## EXERCISE REQUIREMENTS
Copy out the entries word for word, starting at the very first line and ending at the line that contains "pen-icon [9,359,21,374]", with both of those lines included.

## RECORD LIST
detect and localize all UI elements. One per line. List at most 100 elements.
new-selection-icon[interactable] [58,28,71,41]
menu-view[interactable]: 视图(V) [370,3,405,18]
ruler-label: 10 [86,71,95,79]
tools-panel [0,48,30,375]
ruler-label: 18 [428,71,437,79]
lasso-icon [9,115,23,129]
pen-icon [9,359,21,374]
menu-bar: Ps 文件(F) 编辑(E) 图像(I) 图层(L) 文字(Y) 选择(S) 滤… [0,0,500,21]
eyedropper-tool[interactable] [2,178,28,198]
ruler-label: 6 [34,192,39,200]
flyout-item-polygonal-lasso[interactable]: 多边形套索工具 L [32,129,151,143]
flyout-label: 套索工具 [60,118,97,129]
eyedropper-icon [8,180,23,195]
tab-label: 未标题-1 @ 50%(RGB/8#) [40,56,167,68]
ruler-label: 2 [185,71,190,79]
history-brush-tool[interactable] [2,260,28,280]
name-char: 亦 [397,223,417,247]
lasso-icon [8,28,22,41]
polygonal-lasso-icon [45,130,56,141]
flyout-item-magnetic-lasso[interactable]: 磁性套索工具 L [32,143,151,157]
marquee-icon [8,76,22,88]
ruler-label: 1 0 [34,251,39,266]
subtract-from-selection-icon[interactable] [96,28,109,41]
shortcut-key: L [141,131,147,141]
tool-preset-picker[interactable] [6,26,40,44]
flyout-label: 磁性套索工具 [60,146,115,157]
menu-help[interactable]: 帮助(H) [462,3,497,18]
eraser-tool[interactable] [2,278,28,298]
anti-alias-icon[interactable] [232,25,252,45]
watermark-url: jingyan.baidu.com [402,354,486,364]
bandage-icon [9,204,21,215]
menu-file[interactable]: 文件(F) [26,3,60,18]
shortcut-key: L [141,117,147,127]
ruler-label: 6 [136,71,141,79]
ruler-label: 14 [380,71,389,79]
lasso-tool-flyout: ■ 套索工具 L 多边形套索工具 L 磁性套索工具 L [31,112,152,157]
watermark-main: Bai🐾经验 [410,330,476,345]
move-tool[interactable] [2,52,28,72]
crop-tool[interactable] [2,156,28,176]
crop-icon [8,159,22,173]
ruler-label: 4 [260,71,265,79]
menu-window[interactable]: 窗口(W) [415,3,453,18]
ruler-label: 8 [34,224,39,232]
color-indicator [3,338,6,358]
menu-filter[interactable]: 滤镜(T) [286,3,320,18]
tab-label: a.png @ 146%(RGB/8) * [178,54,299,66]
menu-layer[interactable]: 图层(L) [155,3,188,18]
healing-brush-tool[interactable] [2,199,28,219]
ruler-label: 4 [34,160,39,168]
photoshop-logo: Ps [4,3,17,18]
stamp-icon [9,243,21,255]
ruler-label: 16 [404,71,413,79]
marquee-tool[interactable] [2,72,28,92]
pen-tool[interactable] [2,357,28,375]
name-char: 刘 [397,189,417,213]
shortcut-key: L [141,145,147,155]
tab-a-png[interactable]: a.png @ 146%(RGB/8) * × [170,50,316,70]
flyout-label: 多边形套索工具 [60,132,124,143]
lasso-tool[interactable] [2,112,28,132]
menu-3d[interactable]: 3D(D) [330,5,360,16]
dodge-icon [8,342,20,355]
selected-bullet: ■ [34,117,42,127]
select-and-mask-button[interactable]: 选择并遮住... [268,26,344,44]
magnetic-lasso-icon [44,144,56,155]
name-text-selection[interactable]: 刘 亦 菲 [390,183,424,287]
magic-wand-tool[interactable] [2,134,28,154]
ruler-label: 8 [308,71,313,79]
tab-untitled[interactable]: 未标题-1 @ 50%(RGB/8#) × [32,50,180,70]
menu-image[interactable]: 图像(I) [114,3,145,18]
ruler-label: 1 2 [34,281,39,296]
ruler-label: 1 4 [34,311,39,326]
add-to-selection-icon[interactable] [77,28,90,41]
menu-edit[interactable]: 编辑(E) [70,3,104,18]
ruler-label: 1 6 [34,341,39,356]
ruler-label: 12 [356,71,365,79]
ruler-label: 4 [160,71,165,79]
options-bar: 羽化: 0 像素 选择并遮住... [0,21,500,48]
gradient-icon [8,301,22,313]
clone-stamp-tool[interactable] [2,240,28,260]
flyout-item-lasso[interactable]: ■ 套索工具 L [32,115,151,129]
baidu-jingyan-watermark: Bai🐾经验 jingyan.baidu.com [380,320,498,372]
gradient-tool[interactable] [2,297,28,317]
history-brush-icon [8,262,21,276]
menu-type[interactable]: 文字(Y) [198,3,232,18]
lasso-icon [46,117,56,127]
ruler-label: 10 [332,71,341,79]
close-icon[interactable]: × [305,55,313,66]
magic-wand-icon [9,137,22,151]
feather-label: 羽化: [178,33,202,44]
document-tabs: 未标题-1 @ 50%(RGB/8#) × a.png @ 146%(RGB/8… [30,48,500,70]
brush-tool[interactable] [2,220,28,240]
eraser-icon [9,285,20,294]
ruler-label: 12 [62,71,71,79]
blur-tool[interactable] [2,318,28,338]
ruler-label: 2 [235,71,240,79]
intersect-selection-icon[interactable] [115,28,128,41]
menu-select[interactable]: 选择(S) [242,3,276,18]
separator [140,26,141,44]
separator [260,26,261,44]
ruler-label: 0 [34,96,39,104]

## RESPONSE FOR THIS EXERCISE
detect and localize all UI elements. One per line. List at most 100 elements.
new-selection-icon[interactable] [58,28,71,41]
menu-view[interactable]: 视图(V) [370,3,405,18]
ruler-label: 10 [86,71,95,79]
tools-panel [0,48,30,375]
ruler-label: 18 [428,71,437,79]
lasso-icon [9,115,23,129]
pen-icon [9,359,21,374]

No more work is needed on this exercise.